Что нужно сделать -
1. Переведите на английский язык предложение из приведенного ниже текста упражнения: «Пандемия когда-нибудь пройдет, но как прежде никогда не будет».
2. Ответьте по тексту упражнения, приведенному ниже, на следующие вопросы:
(а) Что, согласно ответу, упало сначала?
(б) На что после этого пришлось согласиться?
(в) Кто назван основным клиентом России?

Текст упражнения -
================================

Можно ли, на ваш взгляд, говорить об уменьшении влияния фактора сырья на экономику и политику России в последнее время?

Конечно, если смотреть на цифры, влияние уменьшилось: сначала упали цены нефти и газа, потом пришлось согласиться на квоты. В мирное время это привело бы к падению рубля и импортозамещению. Но время у нас немирное, и в этом своя насмешка судьбы. Кризис – временное дело, на ковид все можно списать, авось он пройдет – и все будет как прежде. Но это иллюзия. Пандемия когда-нибудь пройдет, но как прежде никогда не будет. По тысяче разных причин, в первую очередь из‐за климата и радикальных европейских планов карбон-нейтральной экономики. Надеюсь, к ним скоро присоединятся похожие американские программы; одна уже обнародована. Хотя для России хватит и Европы, это ее основной клиент.

Как бы вы могли представить себе картину (или «сценарий») избавления России от сырьевой зависимости?

================================

Предоставленные записи -
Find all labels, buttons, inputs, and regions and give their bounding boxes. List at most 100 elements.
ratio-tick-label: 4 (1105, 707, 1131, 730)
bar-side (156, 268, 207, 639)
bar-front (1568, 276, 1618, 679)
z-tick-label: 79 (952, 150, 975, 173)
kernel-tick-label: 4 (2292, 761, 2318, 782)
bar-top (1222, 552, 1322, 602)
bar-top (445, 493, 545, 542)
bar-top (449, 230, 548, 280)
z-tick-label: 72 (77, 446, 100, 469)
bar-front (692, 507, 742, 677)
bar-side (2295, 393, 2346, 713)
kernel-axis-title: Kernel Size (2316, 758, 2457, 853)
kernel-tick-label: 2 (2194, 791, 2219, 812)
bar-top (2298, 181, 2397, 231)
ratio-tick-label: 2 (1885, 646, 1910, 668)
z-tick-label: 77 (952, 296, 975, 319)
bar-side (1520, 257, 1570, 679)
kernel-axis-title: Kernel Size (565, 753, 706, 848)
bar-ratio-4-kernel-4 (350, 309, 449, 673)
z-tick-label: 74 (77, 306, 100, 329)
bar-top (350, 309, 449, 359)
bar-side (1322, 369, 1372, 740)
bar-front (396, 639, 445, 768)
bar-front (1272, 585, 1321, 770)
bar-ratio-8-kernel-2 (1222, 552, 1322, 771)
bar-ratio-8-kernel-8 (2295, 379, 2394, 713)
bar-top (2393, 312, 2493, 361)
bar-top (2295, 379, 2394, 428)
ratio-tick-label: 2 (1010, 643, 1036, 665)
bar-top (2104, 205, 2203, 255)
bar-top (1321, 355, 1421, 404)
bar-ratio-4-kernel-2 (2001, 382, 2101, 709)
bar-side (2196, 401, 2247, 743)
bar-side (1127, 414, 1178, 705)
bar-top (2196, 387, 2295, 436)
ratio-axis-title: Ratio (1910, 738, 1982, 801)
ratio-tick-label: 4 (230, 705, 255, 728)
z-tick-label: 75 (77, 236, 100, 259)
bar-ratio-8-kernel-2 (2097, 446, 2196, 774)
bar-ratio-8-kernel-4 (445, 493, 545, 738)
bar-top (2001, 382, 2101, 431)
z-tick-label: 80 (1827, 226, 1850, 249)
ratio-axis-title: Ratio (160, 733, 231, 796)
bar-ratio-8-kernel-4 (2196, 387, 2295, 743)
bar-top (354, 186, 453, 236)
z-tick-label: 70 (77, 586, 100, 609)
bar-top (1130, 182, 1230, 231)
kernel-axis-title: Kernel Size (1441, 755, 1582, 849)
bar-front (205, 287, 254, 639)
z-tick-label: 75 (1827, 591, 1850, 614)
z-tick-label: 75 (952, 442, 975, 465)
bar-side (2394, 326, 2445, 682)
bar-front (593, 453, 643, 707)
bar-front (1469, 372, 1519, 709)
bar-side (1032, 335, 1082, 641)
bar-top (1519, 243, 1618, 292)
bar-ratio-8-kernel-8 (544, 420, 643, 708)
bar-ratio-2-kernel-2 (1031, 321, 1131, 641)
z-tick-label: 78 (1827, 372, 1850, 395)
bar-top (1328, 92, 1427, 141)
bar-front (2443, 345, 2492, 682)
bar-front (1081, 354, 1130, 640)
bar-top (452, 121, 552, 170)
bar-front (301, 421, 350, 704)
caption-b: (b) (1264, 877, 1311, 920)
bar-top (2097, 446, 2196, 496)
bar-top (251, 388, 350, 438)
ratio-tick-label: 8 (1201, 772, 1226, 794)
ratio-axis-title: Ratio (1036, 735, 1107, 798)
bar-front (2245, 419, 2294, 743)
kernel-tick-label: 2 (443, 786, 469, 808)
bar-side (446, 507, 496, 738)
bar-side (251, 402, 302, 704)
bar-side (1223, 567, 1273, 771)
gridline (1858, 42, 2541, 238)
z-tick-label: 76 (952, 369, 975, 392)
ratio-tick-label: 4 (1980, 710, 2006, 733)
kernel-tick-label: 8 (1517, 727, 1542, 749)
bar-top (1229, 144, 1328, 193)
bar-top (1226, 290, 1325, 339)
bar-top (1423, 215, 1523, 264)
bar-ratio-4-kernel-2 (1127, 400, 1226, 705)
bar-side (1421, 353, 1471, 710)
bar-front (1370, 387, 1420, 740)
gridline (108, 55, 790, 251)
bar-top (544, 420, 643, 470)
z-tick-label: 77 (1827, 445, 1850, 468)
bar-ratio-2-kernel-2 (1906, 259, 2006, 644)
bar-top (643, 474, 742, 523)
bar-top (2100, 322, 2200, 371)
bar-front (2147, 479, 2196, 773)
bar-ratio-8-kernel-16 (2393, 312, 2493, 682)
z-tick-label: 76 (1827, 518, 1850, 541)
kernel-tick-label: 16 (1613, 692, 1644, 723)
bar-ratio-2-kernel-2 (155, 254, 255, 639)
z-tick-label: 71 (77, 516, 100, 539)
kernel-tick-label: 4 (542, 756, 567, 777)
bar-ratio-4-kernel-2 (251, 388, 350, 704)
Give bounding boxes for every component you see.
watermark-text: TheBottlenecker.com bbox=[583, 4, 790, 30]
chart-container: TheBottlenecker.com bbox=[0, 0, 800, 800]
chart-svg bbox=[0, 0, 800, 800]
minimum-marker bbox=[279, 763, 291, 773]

================================

Ответы к заданиям -
1. The pandemic will pass someday, but things will never be the way they were before.

2.
(а) Цены нефти и газа.
(б) На квоты.
(в) Европа.